**DIRECTION:** Examine the material below. Gather every line in which the string "下列说法正确的是" appears.

**INPUT RECORDS:**

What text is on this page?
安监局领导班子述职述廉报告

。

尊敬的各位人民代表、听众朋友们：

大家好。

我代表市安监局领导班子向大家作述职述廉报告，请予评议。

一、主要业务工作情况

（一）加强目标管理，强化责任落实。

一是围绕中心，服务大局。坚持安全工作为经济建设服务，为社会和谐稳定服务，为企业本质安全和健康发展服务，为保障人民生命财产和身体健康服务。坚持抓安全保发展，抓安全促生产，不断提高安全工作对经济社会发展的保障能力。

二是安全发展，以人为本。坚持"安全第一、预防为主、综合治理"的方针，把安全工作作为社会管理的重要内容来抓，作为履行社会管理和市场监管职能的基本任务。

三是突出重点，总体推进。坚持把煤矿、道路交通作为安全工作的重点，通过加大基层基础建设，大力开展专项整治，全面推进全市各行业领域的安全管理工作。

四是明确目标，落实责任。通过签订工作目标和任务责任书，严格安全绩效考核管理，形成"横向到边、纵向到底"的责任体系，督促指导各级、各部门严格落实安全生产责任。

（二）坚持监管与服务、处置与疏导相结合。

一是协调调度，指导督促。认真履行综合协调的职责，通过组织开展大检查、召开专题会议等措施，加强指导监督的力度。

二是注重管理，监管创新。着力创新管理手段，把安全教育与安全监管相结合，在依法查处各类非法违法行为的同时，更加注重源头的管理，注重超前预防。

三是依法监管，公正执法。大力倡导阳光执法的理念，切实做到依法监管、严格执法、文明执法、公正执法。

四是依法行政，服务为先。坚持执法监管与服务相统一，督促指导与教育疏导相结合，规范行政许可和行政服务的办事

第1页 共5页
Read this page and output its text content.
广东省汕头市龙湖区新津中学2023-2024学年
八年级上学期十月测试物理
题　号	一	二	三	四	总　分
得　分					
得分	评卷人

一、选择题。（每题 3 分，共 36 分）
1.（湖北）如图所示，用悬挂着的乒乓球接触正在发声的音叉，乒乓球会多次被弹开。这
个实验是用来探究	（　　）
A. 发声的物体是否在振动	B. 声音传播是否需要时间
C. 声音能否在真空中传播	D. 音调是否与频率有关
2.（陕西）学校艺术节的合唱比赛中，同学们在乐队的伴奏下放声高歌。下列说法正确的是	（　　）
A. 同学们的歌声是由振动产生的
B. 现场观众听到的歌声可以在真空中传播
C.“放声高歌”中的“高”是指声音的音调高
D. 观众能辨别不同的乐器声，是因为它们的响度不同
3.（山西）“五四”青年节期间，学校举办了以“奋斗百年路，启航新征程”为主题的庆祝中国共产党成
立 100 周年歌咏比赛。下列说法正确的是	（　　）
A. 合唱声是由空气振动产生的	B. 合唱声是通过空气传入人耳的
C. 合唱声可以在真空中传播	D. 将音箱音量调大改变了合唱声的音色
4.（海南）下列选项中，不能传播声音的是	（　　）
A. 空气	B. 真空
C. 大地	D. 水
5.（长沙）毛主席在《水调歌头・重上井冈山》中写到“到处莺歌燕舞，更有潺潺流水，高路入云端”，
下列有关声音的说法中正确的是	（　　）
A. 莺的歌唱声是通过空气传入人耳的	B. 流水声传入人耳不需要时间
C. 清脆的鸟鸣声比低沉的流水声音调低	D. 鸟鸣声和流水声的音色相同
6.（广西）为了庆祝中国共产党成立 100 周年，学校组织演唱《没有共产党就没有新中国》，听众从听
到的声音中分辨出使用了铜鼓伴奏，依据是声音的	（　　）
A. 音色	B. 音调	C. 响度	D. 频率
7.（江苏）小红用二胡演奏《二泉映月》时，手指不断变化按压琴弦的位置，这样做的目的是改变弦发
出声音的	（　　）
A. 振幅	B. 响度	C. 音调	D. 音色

**SOLUTION:**
2.（陕西）学校艺术节的合唱比赛中，同学们在乐队的伴奏下放声高歌。下列说法正确的是	（　　）
立 100 周年歌咏比赛。下列说法正确的是	（　　）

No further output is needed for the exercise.